▶ [Aim] Restate, word for word, every line of the data.

▶ [Input records]
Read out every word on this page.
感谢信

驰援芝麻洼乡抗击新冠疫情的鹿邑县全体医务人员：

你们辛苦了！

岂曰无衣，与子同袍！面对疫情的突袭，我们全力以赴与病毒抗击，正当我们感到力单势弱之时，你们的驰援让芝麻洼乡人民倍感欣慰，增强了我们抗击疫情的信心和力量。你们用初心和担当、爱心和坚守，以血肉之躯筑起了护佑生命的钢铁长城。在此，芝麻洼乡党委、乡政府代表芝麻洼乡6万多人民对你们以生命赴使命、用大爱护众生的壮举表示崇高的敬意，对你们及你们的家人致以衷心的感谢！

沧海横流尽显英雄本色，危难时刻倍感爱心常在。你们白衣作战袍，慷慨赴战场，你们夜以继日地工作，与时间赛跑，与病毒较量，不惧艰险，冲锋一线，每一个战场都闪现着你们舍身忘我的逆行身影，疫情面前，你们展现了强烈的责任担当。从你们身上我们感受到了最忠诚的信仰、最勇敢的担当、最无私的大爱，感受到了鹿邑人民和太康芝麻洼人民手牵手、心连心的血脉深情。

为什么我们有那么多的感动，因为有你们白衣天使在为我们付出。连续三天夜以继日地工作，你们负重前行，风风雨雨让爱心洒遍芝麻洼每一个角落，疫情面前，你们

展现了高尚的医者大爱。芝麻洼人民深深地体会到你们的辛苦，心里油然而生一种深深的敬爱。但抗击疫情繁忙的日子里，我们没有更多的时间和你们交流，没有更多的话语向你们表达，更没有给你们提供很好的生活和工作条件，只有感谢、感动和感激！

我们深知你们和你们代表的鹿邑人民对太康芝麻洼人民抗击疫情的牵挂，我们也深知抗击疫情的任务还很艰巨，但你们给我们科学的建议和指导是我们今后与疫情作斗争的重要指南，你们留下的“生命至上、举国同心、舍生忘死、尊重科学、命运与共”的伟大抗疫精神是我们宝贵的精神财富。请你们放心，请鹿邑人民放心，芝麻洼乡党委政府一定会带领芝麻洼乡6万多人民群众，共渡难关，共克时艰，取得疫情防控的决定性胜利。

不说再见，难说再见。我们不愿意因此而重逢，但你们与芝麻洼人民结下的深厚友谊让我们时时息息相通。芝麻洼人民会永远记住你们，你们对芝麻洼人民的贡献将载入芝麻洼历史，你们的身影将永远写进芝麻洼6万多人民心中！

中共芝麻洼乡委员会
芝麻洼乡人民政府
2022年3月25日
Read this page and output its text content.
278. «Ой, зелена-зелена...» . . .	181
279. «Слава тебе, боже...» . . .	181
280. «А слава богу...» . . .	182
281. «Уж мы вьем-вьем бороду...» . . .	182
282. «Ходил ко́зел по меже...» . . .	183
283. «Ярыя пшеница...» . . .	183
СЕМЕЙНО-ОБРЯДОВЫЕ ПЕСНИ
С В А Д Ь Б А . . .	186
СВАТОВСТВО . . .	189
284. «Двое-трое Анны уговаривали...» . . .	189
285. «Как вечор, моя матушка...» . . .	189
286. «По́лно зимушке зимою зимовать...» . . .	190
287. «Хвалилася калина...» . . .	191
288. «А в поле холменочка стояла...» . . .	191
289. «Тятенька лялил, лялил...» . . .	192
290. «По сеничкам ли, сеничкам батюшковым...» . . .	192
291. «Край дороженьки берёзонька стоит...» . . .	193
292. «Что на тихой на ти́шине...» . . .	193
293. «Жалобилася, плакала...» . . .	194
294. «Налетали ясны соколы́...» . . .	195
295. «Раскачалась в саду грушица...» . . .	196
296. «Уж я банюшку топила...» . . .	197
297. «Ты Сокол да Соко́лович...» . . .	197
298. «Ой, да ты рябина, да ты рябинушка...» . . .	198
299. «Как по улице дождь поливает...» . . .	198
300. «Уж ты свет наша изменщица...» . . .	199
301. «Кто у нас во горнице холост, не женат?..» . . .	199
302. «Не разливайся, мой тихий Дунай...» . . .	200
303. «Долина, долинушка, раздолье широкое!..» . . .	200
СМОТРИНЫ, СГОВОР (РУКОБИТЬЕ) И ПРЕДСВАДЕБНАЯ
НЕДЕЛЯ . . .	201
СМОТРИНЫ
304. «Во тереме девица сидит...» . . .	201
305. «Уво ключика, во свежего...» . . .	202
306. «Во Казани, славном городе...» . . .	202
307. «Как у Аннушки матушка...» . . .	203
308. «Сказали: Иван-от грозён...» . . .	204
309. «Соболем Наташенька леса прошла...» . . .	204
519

▶ [Correct answer]
Read out every word on this page.
感谢信

驰援芝麻洼乡抗击新冠疫情的鹿邑县全体医务人员：

你们辛苦了！

岂曰无衣，与子同袍！面对疫情的突袭，我们全力以赴与病毒抗击，正当我们感到力单势弱之时，你们的驰援让芝麻洼乡人民倍感欣慰，增强了我们抗击疫情的信心和力量。你们用初心和担当、爱心和坚守，以血肉之躯筑起了护佑生命的钢铁长城。在此，芝麻洼乡党委、乡政府代表芝麻洼乡6万多人民对你们以生命赴使命、用大爱护众生的壮举表示崇高的敬意，对你们及你们的家人致以衷心的感谢！

沧海横流尽显英雄本色，危难时刻倍感爱心常在。你们白衣作战袍，慷慨赴战场，你们夜以继日地工作，与时间赛跑，与病毒较量，不惧艰险，冲锋一线，每一个战场都闪现着你们舍身忘我的逆行身影，疫情面前，你们展现了强烈的责任担当。从你们身上我们感受到了最忠诚的信仰、最勇敢的担当、最无私的大爱，感受到了鹿邑人民和太康芝麻洼人民手牵手、心连心的血脉深情。

为什么我们有那么多的感动，因为有你们白衣天使在为我们付出。连续三天夜以继日地工作，你们负重前行，风风雨雨让爱心洒遍芝麻洼每一个角落，疫情面前，你们

展现了高尚的医者大爱。芝麻洼人民深深地体会到你们的辛苦，心里油然而生一种深深的敬爱。但抗击疫情繁忙的日子里，我们没有更多的时间和你们交流，没有更多的话语向你们表达，更没有给你们提供很好的生活和工作条件，只有感谢、感动和感激！

我们深知你们和你们代表的鹿邑人民对太康芝麻洼人民抗击疫情的牵挂，我们也深知抗击疫情的任务还很艰巨，但你们给我们科学的建议和指导是我们今后与疫情作斗争的重要指南，你们留下的“生命至上、举国同心、舍生忘死、尊重科学、命运与共”的伟大抗疫精神是我们宝贵的精神财富。请你们放心，请鹿邑人民放心，芝麻洼乡党委政府一定会带领芝麻洼乡6万多人民群众，共渡难关，共克时艰，取得疫情防控的决定性胜利。

不说再见，难说再见。我们不愿意因此而重逢，但你们与芝麻洼人民结下的深厚友谊让我们时时息息相通。芝麻洼人民会永远记住你们，你们对芝麻洼人民的贡献将载入芝麻洼历史，你们的身影将永远写进芝麻洼6万多人民心中！

中共芝麻洼乡委员会
芝麻洼乡人民政府
2022年3月25日
Read this page and output its text content.
278. «Ой, зелена-зелена...» . . .	181
279. «Слава тебе, боже...» . . .	181
280. «А слава богу...» . . .	182
281. «Уж мы вьем-вьем бороду...» . . .	182
282. «Ходил ко́зел по меже...» . . .	183
283. «Ярыя пшеница...» . . .	183
СЕМЕЙНО-ОБРЯДОВЫЕ ПЕСНИ
С В А Д Ь Б А . . .	186
СВАТОВСТВО . . .	189
284. «Двое-трое Анны уговаривали...» . . .	189
285. «Как вечор, моя матушка...» . . .	189
286. «По́лно зимушке зимою зимовать...» . . .	190
287. «Хвалилася калина...» . . .	191
288. «А в поле холменочка стояла...» . . .	191
289. «Тятенька лялил, лялил...» . . .	192
290. «По сеничкам ли, сеничкам батюшковым...» . . .	192
291. «Край дороженьки берёзонька стоит...» . . .	193
292. «Что на тихой на ти́шине...» . . .	193
293. «Жалобилася, плакала...» . . .	194
294. «Налетали ясны соколы́...» . . .	195
295. «Раскачалась в саду грушица...» . . .	196
296. «Уж я банюшку топила...» . . .	197
297. «Ты Сокол да Соко́лович...» . . .	197
298. «Ой, да ты рябина, да ты рябинушка...» . . .	198
299. «Как по улице дождь поливает...» . . .	198
300. «Уж ты свет наша изменщица...» . . .	199
301. «Кто у нас во горнице холост, не женат?..» . . .	199
302. «Не разливайся, мой тихий Дунай...» . . .	200
303. «Долина, долинушка, раздолье широкое!..» . . .	200
СМОТРИНЫ, СГОВОР (РУКОБИТЬЕ) И ПРЕДСВАДЕБНАЯ
НЕДЕЛЯ . . .	201
СМОТРИНЫ
304. «Во тереме девица сидит...» . . .	201
305. «Уво ключика, во свежего...» . . .	202
306. «Во Казани, славном городе...» . . .	202
307. «Как у Аннушки матушка...» . . .	203
308. «Сказали: Иван-от грозён...» . . .	204
309. «Соболем Наташенька леса прошла...» . . .	204
519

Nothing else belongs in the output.